**To be done**
In the listing below, pick out lines with "Ростовской".

**Recorded data**
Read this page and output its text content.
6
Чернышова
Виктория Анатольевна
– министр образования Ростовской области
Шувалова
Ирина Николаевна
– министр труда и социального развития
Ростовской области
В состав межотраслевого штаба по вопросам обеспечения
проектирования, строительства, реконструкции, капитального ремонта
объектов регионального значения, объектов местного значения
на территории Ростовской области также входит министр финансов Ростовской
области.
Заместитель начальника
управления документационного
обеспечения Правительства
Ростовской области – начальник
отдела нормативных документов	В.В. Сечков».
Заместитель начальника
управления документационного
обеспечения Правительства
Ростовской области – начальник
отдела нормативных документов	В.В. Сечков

**Final result**
– министр образования Ростовской области
Ростовской области
на территории Ростовской области также входит министр финансов Ростовской
Ростовской области – начальник
Ростовской области – начальник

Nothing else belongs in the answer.